> [TO BE DONE] Give the data again, word for word.

> [INFORMATION SUPPLIED]
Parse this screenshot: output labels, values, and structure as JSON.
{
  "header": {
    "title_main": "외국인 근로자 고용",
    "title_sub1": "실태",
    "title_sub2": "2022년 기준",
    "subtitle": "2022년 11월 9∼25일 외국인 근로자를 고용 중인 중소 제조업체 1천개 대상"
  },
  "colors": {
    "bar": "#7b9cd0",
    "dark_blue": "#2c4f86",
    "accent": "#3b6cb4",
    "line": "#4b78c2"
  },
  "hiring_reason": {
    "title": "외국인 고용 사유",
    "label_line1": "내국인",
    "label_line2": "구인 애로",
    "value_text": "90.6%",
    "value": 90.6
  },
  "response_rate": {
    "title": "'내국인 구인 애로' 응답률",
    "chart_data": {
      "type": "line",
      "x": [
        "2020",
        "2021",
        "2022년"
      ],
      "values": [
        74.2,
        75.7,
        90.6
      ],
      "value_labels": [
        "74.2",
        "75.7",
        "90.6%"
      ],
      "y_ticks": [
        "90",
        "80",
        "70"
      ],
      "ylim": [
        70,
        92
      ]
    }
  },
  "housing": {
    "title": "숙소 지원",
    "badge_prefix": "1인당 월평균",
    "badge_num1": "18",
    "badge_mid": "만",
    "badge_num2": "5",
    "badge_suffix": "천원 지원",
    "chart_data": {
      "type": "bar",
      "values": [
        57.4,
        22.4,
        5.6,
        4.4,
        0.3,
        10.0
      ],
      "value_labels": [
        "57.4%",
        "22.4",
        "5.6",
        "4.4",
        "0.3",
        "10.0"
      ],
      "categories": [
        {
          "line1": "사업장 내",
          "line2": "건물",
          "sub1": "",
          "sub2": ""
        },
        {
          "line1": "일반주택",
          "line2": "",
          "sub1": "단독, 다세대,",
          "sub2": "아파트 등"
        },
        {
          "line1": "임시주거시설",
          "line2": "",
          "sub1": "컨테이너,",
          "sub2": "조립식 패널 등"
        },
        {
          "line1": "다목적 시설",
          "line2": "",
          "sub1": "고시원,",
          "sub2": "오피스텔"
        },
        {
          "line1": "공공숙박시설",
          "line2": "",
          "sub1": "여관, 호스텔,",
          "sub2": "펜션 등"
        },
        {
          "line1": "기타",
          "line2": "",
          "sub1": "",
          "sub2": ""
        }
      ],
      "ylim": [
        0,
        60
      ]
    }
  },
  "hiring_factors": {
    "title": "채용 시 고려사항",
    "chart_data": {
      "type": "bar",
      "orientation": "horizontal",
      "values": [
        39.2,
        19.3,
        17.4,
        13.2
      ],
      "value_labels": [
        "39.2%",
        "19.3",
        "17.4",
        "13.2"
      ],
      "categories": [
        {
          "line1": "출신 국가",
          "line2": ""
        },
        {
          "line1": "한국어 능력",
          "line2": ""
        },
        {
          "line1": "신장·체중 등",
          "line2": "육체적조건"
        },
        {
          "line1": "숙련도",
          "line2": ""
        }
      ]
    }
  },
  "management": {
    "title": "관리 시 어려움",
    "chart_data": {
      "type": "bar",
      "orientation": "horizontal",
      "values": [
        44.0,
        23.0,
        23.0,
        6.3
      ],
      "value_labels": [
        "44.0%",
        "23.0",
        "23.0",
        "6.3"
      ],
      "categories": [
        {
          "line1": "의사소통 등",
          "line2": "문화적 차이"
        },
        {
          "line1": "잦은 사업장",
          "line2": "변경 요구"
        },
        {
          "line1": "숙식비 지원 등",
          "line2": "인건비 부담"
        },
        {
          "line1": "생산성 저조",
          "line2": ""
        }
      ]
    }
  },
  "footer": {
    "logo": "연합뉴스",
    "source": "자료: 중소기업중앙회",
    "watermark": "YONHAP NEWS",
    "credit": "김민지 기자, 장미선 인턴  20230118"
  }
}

> [OUTPUT FOR THIS EXERCISE]
Parse this screenshot: output labels, values, and structure as JSON.
{
  "header": {
    "title_main": "외국인 근로자 고용",
    "title_sub1": "실태",
    "title_sub2": "2022년 기준",
    "subtitle": "2022년 11월 9∼25일 외국인 근로자를 고용 중인 중소 제조업체 1천개 대상"
  },
  "colors": {
    "bar": "#7b9cd0",
    "dark_blue": "#2c4f86",
    "accent": "#3b6cb4",
    "line": "#4b78c2"
  },
  "hiring_reason": {
    "title": "외국인 고용 사유",
    "label_line1": "내국인",
    "label_line2": "구인 애로",
    "value_text": "90.6%",
    "value": 90.6
  },
  "response_rate": {
    "title": "'내국인 구인 애로' 응답률",
    "chart_data": {
      "type": "line",
      "x": [
        "2020",
        "2021",
        "2022년"
      ],
      "values": [
        74.2,
        75.7,
        90.6
      ],
      "value_labels": [
        "74.2",
        "75.7",
        "90.6%"
      ],
      "y_ticks": [
        "90",
        "80",
        "70"
      ],
      "ylim": [
        70,
        92
      ]
    }
  },
  "housing": {
    "title": "숙소 지원",
    "badge_prefix": "1인당 월평균",
    "badge_num1": "18",
    "badge_mid": "만",
    "badge_num2": "5",
    "badge_suffix": "천원 지원",
    "chart_data": {
      "type": "bar",
      "values": [
        57.4,
        22.4,
        5.6,
        4.4,
        0.3,
        10.0
      ],
      "value_labels": [
        "57.4%",
        "22.4",
        "5.6",
        "4.4",
        "0.3",
        "10.0"
      ],
      "categories": [
        {
          "line1": "사업장 내",
          "line2": "건물",
          "sub1": "",
          "sub2": ""
        },
        {
          "line1": "일반주택",
          "line2": "",
          "sub1": "단독, 다세대,",
          "sub2": "아파트 등"
        },
        {
          "line1": "임시주거시설",
          "line2": "",
          "sub1": "컨테이너,",
          "sub2": "조립식 패널 등"
        },
        {
          "line1": "다목적 시설",
          "line2": "",
          "sub1": "고시원,",
          "sub2": "오피스텔"
        },
        {
          "line1": "공공숙박시설",
          "line2": "",
          "sub1": "여관, 호스텔,",
          "sub2": "펜션 등"
        },
        {
          "line1": "기타",
          "line2": "",
          "sub1": "",
          "sub2": ""
        }
      ],
      "ylim": [
        0,
        60
      ]
    }
  },
  "hiring_factors": {
    "title": "채용 시 고려사항",
    "chart_data": {
      "type": "bar",
      "orientation": "horizontal",
      "values": [
        39.2,
        19.3,
        17.4,
        13.2
      ],
      "value_labels": [
        "39.2%",
        "19.3",
        "17.4",
        "13.2"
      ],
      "categories": [
        {
          "line1": "출신 국가",
          "line2": ""
        },
        {
          "line1": "한국어 능력",
          "line2": ""
        },
        {
          "line1": "신장·체중 등",
          "line2": "육체적조건"
        },
        {
          "line1": "숙련도",
          "line2": ""
        }
      ]
    }
  },
  "management": {
    "title": "관리 시 어려움",
    "chart_data": {
      "type": "bar",
      "orientation": "horizontal",
      "values": [
        44.0,
        23.0,
        23.0,
        6.3
      ],
      "value_labels": [
        "44.0%",
        "23.0",
        "23.0",
        "6.3"
      ],
      "categories": [
        {
          "line1": "의사소통 등",
          "line2": "문화적 차이"
        },
        {
          "line1": "잦은 사업장",
          "line2": "변경 요구"
        },
        {
          "line1": "숙식비 지원 등",
          "line2": "인건비 부담"
        },
        {
          "line1": "생산성 저조",
          "line2": ""
        }
      ]
    }
  },
  "footer": {
    "logo": "연합뉴스",
    "source": "자료: 중소기업중앙회",
    "watermark": "YONHAP NEWS",
    "credit": "김민지 기자, 장미선 인턴  20230118"
  }
}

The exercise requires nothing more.